### AIM
Please set down all the lines beneath this one exactly, without the pictures.

Data entries:
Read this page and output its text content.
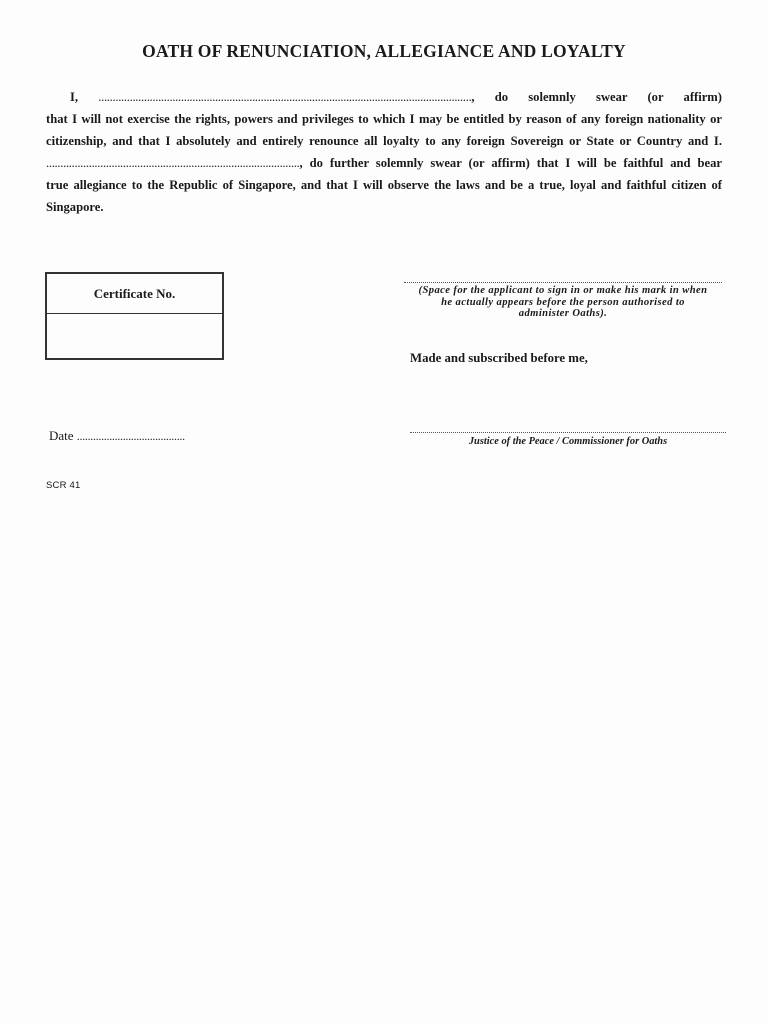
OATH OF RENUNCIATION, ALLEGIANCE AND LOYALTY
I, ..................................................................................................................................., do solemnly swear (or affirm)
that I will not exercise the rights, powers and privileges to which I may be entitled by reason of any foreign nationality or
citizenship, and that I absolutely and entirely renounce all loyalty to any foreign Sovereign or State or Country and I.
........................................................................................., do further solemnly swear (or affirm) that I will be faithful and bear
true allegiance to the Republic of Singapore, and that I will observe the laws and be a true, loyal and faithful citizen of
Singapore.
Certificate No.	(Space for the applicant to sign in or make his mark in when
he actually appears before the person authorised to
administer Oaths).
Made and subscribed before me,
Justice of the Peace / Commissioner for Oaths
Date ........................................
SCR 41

### WRITTEN REPLY
Read this page and output its text content.
OATH OF RENUNCIATION, ALLEGIANCE AND LOYALTY
I, ..................................................................................................................................., do solemnly swear (or affirm)
that I will not exercise the rights, powers and privileges to which I may be entitled by reason of any foreign nationality or
citizenship, and that I absolutely and entirely renounce all loyalty to any foreign Sovereign or State or Country and I.
........................................................................................., do further solemnly swear (or affirm) that I will be faithful and bear
true allegiance to the Republic of Singapore, and that I will observe the laws and be a true, loyal and faithful citizen of
Singapore.
Certificate No.	(Space for the applicant to sign in or make his mark in when
he actually appears before the person authorised to
administer Oaths).
Made and subscribed before me,
Justice of the Peace / Commissioner for Oaths
Date ........................................
SCR 41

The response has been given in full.